» **Your task**
Pull every line of the entries that has the word "JSON".
● ● ● ● ●
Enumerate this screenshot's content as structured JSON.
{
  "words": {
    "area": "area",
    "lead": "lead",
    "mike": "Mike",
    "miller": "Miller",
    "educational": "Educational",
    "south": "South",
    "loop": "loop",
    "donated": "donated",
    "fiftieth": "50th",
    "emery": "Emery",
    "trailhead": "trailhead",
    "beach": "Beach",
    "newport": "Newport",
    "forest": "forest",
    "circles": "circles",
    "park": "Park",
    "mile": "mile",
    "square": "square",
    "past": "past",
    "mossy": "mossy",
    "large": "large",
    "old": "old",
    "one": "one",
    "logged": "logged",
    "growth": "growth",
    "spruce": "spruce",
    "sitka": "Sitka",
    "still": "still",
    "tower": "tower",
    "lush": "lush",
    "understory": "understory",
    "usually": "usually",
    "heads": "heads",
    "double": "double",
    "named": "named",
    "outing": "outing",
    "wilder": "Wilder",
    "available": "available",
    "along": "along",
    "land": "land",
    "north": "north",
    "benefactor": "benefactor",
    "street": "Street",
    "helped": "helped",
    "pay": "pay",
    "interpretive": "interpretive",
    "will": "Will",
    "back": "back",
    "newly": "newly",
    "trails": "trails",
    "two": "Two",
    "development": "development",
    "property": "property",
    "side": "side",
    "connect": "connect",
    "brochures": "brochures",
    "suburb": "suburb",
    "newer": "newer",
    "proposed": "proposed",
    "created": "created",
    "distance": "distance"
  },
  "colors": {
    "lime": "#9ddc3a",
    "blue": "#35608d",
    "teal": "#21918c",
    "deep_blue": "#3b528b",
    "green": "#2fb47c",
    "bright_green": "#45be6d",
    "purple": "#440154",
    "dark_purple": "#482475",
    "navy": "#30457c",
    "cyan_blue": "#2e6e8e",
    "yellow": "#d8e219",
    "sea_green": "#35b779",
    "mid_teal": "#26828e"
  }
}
● ● ● ● ●
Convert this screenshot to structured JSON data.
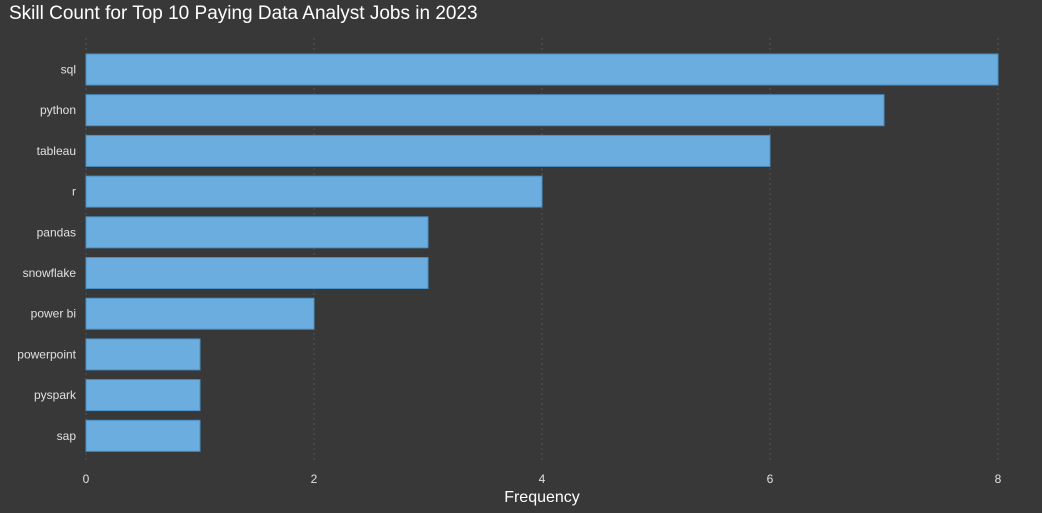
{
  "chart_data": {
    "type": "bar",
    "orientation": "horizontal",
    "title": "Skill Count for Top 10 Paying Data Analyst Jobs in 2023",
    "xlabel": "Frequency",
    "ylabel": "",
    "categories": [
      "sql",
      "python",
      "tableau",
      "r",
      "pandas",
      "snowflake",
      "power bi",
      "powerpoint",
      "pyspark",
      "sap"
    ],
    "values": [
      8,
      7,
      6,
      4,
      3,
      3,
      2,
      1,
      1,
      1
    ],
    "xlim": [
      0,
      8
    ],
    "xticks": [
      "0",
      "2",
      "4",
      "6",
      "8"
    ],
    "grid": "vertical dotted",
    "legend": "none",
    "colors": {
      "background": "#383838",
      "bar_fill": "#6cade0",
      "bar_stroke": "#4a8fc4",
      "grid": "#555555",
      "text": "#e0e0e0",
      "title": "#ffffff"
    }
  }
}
● ● ● ● ●
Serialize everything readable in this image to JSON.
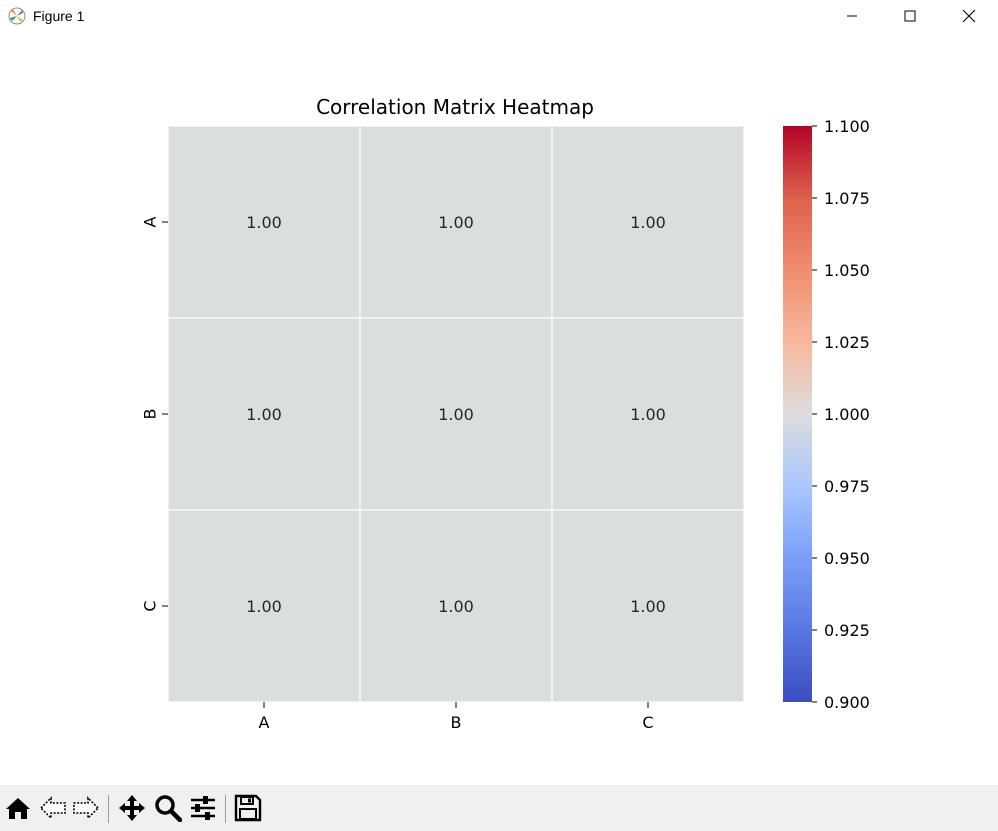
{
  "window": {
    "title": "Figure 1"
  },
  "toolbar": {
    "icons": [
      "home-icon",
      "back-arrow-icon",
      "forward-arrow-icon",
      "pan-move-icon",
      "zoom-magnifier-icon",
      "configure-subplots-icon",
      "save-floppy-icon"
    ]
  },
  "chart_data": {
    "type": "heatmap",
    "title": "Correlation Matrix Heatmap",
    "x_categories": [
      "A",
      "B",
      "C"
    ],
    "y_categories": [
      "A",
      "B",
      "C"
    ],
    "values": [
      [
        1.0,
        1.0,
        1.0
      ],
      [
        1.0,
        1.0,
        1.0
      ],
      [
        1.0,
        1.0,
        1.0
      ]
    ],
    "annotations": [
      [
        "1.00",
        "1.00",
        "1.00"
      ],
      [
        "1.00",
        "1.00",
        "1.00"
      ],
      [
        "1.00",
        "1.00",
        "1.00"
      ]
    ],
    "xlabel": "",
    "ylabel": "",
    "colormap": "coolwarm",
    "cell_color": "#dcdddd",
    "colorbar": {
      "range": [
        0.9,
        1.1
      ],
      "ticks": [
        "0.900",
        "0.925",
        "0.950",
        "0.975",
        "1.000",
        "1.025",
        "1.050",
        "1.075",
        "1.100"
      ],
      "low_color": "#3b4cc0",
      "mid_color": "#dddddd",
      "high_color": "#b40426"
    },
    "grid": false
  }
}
● ● ● ● ●
» **Exercise output**
Enumerate this screenshot's content as structured JSON.
Convert this screenshot to structured JSON data.
Serialize everything readable in this image to JSON.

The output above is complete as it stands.